Zadanie do wykonania: Proszę kontynuować poniższy wywiad z trenerem rezerw Legii Warszawa, Piotrem Jackiem, zaczynając od miejsca tuż po ostatnim zamieszczonym zdaniu.

Źródło:

+++

Piotr Jacek
fot. Marcin Szymczyk

Piotr Jacek: Kucharczyk rozważa powrót do Legii, chcemy awansować do II ligi

Redaktor Maciej Ziółkowski

Maciej Ziółkowski

Źródło: Legia.Net

28.12.2023 12:00

(akt. 30.12.2023 12:24)

– Cel, czyli awans, jest taki sam. Zrobimy wszystko, by kibice mogli nas oglądać w II lidze w przyszłym sezonie – mówił trener rezerw Legii Warszawa, Piotr Jacek.

Rezerwy Legii są po solidnej pierwszej części sezonu, choć początek rundy jesiennej na to nie wskazywał, gdyż w połowie września mieliście już 9 punktów straty do lidera. Co mogło być przyczyną słabszego startu? 

– Świetna dyspozycja Lechii Tomaszów Mazowiecki, która wygrała sześć razy z rzędu, wypracowała kapitalną serię, a my mieliśmy m.in. dwa remisy w pierwszych sześciu meczach. Największym problemem w tych dwóch spotkaniach (po 1:1 z Mławianką Mława i Bronią Radom – red.) było to, że okazaliśmy się bardzo nieskuteczni. Kreowaliśmy sytuacje, ale nie potrafiliśmy ich wykorzystać. Poza tym, przegraliśmy z Lechią w 2. kolejce III ligi.

Strata wynikała głównie ze wspomnianych elementów, zwłaszcza z powodu skuteczności, która szwankowała w pierwszej części sezonu.

+++

Zarejestrowane informacje:

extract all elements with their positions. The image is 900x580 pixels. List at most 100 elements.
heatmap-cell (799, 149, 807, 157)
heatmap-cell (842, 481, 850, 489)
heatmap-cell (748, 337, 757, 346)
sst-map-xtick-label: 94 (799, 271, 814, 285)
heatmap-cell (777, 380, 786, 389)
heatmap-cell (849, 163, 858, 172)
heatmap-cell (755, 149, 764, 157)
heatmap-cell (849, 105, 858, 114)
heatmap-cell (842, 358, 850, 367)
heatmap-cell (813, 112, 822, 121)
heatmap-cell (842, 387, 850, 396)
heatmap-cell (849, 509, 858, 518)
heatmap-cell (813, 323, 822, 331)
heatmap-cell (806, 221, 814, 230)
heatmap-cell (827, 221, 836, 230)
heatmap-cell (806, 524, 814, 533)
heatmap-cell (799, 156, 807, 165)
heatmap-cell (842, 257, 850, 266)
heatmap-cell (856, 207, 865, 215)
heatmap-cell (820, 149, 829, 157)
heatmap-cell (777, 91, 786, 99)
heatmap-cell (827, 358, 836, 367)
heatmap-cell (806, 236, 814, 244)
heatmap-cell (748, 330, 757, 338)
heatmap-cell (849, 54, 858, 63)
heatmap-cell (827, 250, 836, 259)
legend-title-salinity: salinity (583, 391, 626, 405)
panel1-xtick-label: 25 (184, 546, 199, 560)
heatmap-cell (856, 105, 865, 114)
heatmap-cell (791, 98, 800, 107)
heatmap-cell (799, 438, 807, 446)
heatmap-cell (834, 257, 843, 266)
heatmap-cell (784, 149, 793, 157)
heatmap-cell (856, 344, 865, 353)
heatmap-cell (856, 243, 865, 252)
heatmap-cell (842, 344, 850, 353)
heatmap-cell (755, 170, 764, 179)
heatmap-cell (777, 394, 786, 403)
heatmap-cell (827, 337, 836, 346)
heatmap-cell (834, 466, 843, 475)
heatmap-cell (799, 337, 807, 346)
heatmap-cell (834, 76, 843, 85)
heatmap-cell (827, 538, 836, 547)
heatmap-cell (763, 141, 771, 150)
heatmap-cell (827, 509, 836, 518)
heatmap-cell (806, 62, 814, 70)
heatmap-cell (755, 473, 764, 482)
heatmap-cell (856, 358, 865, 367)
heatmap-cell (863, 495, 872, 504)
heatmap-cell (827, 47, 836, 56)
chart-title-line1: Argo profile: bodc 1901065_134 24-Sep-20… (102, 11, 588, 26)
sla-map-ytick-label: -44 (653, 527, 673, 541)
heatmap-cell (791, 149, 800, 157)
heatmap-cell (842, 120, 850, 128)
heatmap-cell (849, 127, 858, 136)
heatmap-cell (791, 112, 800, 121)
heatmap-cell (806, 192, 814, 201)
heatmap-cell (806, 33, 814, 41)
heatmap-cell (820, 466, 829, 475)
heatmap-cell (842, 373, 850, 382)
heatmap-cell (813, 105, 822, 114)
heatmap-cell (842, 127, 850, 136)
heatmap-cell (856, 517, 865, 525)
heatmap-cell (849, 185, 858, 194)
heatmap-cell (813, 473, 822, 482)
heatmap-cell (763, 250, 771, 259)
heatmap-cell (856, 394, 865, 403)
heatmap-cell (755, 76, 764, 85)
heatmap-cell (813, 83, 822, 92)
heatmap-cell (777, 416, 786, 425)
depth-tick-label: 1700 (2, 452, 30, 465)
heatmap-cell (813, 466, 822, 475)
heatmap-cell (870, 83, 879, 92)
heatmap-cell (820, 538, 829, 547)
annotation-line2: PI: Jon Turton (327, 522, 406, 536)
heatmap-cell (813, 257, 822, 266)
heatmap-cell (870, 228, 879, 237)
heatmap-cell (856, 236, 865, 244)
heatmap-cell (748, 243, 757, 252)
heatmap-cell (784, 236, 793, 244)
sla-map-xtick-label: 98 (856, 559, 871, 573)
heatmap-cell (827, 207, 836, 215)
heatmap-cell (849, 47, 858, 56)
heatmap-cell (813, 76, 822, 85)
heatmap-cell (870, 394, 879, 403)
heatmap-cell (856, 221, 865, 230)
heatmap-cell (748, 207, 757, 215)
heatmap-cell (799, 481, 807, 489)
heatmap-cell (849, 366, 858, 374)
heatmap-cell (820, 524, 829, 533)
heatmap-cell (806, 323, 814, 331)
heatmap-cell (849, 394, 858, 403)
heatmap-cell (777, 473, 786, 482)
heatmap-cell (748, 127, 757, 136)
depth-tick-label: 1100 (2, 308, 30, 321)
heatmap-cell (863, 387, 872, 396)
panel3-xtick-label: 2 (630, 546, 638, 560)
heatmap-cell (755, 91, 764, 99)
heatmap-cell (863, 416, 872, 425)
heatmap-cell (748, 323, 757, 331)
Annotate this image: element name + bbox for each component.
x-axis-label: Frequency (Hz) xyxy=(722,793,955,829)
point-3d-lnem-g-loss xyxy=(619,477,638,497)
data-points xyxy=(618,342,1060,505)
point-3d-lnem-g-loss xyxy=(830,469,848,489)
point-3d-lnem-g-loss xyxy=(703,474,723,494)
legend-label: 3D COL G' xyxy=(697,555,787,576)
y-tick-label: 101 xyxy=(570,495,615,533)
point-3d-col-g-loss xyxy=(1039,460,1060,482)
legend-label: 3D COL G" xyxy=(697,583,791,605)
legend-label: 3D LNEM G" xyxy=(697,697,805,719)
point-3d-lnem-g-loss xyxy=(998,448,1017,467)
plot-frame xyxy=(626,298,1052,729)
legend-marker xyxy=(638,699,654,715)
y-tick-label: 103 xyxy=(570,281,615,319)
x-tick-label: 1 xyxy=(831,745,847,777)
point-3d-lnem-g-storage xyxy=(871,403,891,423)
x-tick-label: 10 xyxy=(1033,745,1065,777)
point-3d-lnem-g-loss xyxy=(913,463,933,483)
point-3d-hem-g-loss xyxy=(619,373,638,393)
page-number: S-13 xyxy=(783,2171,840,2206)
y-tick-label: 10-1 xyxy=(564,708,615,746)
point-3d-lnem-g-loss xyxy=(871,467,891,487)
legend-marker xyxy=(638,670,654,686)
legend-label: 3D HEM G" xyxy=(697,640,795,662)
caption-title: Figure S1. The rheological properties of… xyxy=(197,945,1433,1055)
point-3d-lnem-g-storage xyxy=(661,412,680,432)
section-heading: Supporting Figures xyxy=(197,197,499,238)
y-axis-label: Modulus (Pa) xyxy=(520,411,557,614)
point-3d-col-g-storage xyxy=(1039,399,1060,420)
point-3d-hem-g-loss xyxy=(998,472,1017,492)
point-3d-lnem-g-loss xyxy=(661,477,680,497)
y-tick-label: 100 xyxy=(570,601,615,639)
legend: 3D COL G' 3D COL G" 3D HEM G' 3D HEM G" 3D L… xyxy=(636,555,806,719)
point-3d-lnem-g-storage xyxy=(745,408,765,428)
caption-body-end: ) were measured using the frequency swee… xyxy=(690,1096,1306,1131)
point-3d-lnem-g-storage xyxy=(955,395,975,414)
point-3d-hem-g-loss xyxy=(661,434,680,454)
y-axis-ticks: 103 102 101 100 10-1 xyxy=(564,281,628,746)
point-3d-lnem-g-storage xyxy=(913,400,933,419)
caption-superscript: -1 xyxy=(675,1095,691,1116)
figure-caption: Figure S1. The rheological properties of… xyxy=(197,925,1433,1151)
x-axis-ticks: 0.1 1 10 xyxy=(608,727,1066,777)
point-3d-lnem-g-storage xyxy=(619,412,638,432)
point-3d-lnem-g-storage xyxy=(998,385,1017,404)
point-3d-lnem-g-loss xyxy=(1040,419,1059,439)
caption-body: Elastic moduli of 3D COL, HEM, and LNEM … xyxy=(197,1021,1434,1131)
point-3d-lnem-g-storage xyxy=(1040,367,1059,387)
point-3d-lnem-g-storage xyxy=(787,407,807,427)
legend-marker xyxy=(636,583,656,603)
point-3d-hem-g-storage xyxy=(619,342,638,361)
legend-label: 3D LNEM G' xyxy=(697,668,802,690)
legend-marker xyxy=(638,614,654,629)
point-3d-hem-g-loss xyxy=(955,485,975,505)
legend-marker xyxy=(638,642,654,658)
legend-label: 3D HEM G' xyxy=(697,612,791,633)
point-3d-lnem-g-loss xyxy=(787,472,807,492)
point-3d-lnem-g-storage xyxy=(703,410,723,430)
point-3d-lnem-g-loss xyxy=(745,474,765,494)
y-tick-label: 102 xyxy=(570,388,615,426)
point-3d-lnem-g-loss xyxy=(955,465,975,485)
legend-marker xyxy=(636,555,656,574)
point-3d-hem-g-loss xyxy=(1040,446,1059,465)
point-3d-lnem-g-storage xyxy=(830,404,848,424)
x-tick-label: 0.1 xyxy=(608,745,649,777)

+++

Odpowiedź pisemna:
Gdy niektórzy zaczęli już spisywać sezon na straty, to od października, tuż po porażce ze Świtem, stopniowo zbliżaliście się do podium. Wygraliście aż 7 z 8 ostatnich meczów ligowych i obecnie macie tyle samo punktów, co liderująca Pogoń Grodzisk Mazowiecki. Mało kto się spodziewał, że będziecie w stanie odpalić po falstarcie.

– Osobom, które na co dzień nie są z drużyną, mogło się wydawać, że obecny sezon okaże się podobny do poprzedniego, ale będąc w środku, mieliśmy odczucie, że zespół zmienia się na plus. Potrzebowaliśmy serii zwycięstw.

Punktem zwrotnym okazał się mecz ze Świtem, który był od nas lepszy i zasłużenie zwyciężył. Od tamtej pory trochę inaczej spoglądaliśmy na budowę wyjściowego składu, w którym zaczęło się pojawiać więcej doświadczonych zawodników. Uznaję to za bardzo istotny moment.

W tzw. międzyczasie przeżyliście miłą przygodę w Pucharze Polski. Najpierw wyeliminowaliście Ruch Chorzów, potem przegraliście po dogrywce z Koroną Kielce. Dobra postawa, wyciągnięte wnioski po wysokiej porażce z Wisłą Kraków z poprzedniego roku.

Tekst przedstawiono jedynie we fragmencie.